Repeat the listing exactly as given, omitting every image.

===== DATASET RECORDS =====

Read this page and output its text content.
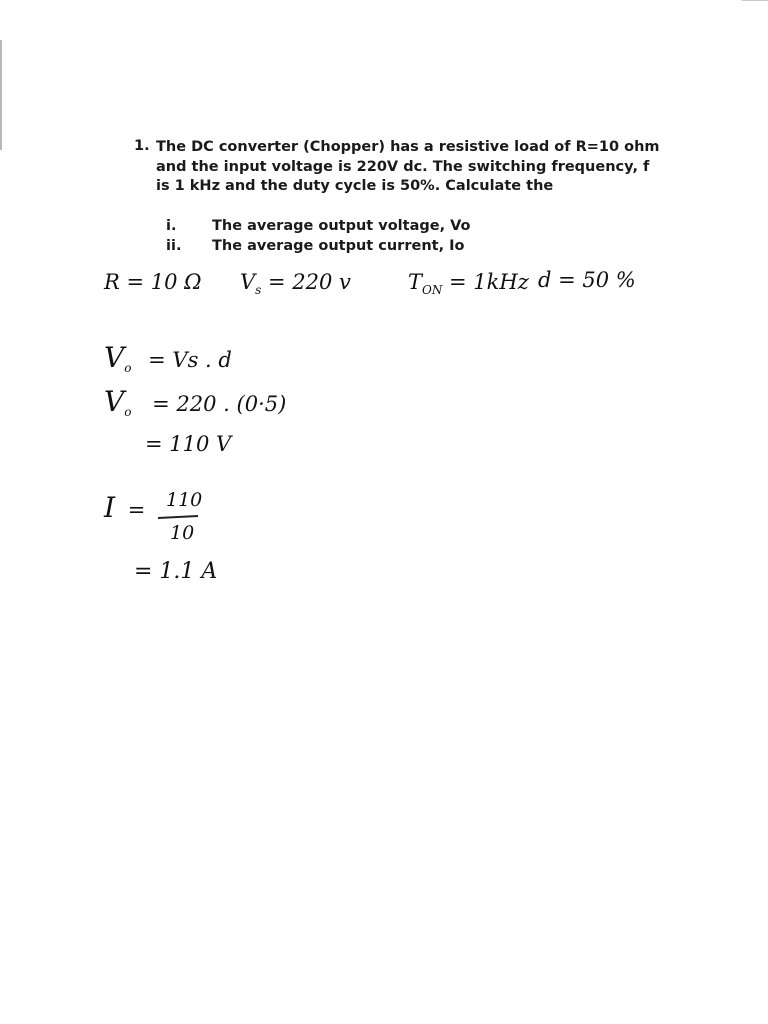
1. The DC converter (Chopper) has a resistive load of R=10 ohm and the input voltage is 220V dc. The switching frequency, f is 1 kHz and the duty cycle is 50%. Calculate the
i. The average output voltage, Vo
ii. The average output current, Io
R = 10 Ω $V_s = 220$ v	$T_{ON} = 1kHz$ d = 50 %
$V_o = Vs$ . d
$V_o = 220$ . (0·5)
= 110 V
I = 110
10
= 1.1 A
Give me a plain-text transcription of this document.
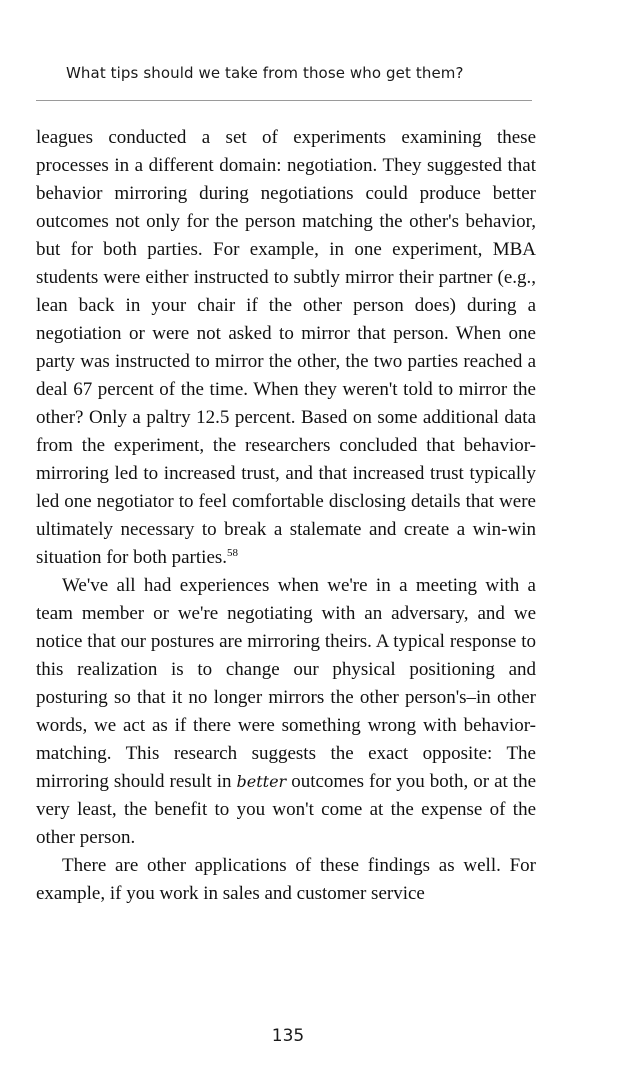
What tips should we take from those who get them?

leagues conducted a set of experiments examining these processes in a different domain: negotiation. They suggested that behavior mirroring during negotiations could produce better outcomes not only for the person matching the other's behavior, but for both parties. For example, in one experiment, MBA students were either instructed to subtly mirror their partner (e.g., lean back in your chair if the other person does) during a negotiation or were not asked to mirror that person. When one party was instructed to mirror the other, the two parties reached a deal 67 percent of the time. When they weren't told to mirror the other? Only a paltry 12.5 percent. Based on some additional data from the experiment, the researchers concluded that behavior-mirroring led to increased trust, and that increased trust typically led one negotiator to feel comfortable disclosing details that were ultimately necessary to break a stalemate and create a win-win situation for both parties.$^{58}$

We've all had experiences when we're in a meeting with a team member or we're negotiating with an adversary, and we notice that our postures are mirroring theirs. A typical response to this realization is to change our physical positioning and posturing so that it no longer mirrors the other person's–in other words, we act as if there were something wrong with behavior-matching. This research suggests the exact opposite: The mirroring should result in better outcomes for you both, or at the very least, the benefit to you won't come at the expense of the other person.

There are other applications of these findings as well. For example, if you work in sales and customer service

135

=====

- REPLY TO THE TASK
Read this page and output its text content.
1. The DC converter (Chopper) has a resistive load of R=10 ohm and the input voltage is 220V dc. The switching frequency, f is 1 kHz and the duty cycle is 50%. Calculate the
i. The average output voltage, Vo
ii. The average output current, Io
R = 10 Ω $V_s = 220$ v	$T_{ON} = 1kHz$ d = 50 %
$V_o = Vs$ . d
$V_o = 220$ . (0·5)
= 110 V
I = 110
10
= 1.1 A
Give me a plain-text transcription of this document.
What tips should we take from those who get them?

leagues conducted a set of experiments examining these processes in a different domain: negotiation. They suggested that behavior mirroring during negotiations could produce better outcomes not only for the person matching the other's behavior, but for both parties. For example, in one experiment, MBA students were either instructed to subtly mirror their partner (e.g., lean back in your chair if the other person does) during a negotiation or were not asked to mirror that person. When one party was instructed to mirror the other, the two parties reached a deal 67 percent of the time. When they weren't told to mirror the other? Only a paltry 12.5 percent. Based on some additional data from the experiment, the researchers concluded that behavior-mirroring led to increased trust, and that increased trust typically led one negotiator to feel comfortable disclosing details that were ultimately necessary to break a stalemate and create a win-win situation for both parties.$^{58}$

We've all had experiences when we're in a meeting with a team member or we're negotiating with an adversary, and we notice that our postures are mirroring theirs. A typical response to this realization is to change our physical positioning and posturing so that it no longer mirrors the other person's–in other words, we act as if there were something wrong with behavior-matching. This research suggests the exact opposite: The mirroring should result in better outcomes for you both, or at the very least, the benefit to you won't come at the expense of the other person.

There are other applications of these findings as well. For example, if you work in sales and customer service

135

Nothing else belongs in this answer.